[Items from a dataset]
########################################
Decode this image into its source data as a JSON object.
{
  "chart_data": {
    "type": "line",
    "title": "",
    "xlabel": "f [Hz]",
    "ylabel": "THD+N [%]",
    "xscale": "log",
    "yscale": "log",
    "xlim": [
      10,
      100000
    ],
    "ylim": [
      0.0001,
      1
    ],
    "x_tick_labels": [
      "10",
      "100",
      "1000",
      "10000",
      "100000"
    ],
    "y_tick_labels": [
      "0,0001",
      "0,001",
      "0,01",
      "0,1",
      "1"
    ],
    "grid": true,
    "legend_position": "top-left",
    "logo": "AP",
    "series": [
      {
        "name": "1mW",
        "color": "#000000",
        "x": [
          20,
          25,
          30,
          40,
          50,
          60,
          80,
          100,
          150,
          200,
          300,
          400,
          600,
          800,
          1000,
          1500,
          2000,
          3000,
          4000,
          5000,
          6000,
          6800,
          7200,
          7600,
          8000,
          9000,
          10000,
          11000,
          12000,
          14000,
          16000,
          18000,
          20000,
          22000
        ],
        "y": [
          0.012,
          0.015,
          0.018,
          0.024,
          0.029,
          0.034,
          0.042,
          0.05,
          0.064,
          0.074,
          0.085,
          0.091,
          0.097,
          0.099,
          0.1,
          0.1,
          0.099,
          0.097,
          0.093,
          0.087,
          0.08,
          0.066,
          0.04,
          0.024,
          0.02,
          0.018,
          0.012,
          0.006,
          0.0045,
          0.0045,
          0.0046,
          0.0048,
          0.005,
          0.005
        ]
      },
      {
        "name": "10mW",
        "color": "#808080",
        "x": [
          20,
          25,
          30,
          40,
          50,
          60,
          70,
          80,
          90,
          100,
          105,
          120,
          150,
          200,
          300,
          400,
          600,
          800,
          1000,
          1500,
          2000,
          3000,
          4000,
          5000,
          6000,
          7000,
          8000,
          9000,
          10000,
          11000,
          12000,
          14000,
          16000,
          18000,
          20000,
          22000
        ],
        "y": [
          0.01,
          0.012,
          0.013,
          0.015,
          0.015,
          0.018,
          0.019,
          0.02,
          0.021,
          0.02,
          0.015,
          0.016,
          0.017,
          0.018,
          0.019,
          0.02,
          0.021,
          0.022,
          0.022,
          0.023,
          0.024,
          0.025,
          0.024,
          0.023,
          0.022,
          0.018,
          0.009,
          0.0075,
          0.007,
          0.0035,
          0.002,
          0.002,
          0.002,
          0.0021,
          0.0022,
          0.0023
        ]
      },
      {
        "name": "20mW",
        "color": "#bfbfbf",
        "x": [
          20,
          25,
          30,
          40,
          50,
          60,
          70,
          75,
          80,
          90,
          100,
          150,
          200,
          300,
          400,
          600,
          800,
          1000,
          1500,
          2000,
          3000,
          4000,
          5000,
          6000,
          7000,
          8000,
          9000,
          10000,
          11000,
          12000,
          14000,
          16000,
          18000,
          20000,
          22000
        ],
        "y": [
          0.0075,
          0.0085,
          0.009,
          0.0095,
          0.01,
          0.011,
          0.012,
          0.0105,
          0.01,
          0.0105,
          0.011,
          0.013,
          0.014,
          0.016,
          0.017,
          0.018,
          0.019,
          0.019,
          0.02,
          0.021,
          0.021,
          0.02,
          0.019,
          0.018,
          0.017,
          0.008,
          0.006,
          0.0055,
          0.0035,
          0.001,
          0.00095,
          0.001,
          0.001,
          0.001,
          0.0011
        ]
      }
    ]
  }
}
########################################
Problem to work on: State the count of lines that contain the string "color". Nothing else is needed.

Correct response: 3